INFORMATION PROVIDED:
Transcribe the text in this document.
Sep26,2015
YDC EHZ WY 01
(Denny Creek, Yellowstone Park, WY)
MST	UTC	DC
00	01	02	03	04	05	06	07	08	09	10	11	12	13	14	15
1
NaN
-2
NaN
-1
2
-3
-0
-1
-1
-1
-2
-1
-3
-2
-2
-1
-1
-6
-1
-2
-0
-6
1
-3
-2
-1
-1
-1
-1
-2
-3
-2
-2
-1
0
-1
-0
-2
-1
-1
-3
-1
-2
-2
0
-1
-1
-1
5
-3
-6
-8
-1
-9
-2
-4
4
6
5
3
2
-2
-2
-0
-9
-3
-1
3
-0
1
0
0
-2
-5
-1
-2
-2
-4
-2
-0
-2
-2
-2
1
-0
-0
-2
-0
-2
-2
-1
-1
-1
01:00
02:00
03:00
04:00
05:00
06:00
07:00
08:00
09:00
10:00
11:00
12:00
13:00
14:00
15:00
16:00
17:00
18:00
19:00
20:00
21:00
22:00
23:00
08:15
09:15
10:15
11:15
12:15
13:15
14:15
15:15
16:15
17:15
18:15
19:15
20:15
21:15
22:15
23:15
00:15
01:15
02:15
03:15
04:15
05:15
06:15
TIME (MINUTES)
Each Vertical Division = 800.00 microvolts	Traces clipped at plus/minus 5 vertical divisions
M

WRITTEN PROBLEM:
Quote the entire listing above exactly.

FULL OUTPUT:
Transcribe the text in this document.
Sep26,2015
YDC EHZ WY 01
(Denny Creek, Yellowstone Park, WY)
MST	UTC	DC
00	01	02	03	04	05	06	07	08	09	10	11	12	13	14	15
1
NaN
-2
NaN
-1
2
-3
-0
-1
-1
-1
-2
-1
-3
-2
-2
-1
-1
-6
-1
-2
-0
-6
1
-3
-2
-1
-1
-1
-1
-2
-3
-2
-2
-1
0
-1
-0
-2
-1
-1
-3
-1
-2
-2
0
-1
-1
-1
5
-3
-6
-8
-1
-9
-2
-4
4
6
5
3
2
-2
-2
-0
-9
-3
-1
3
-0
1
0
0
-2
-5
-1
-2
-2
-4
-2
-0
-2
-2
-2
1
-0
-0
-2
-0
-2
-2
-1
-1
-1
01:00
02:00
03:00
04:00
05:00
06:00
07:00
08:00
09:00
10:00
11:00
12:00
13:00
14:00
15:00
16:00
17:00
18:00
19:00
20:00
21:00
22:00
23:00
08:15
09:15
10:15
11:15
12:15
13:15
14:15
15:15
16:15
17:15
18:15
19:15
20:15
21:15
22:15
23:15
00:15
01:15
02:15
03:15
04:15
05:15
06:15
TIME (MINUTES)
Each Vertical Division = 800.00 microvolts	Traces clipped at plus/minus 5 vertical divisions
M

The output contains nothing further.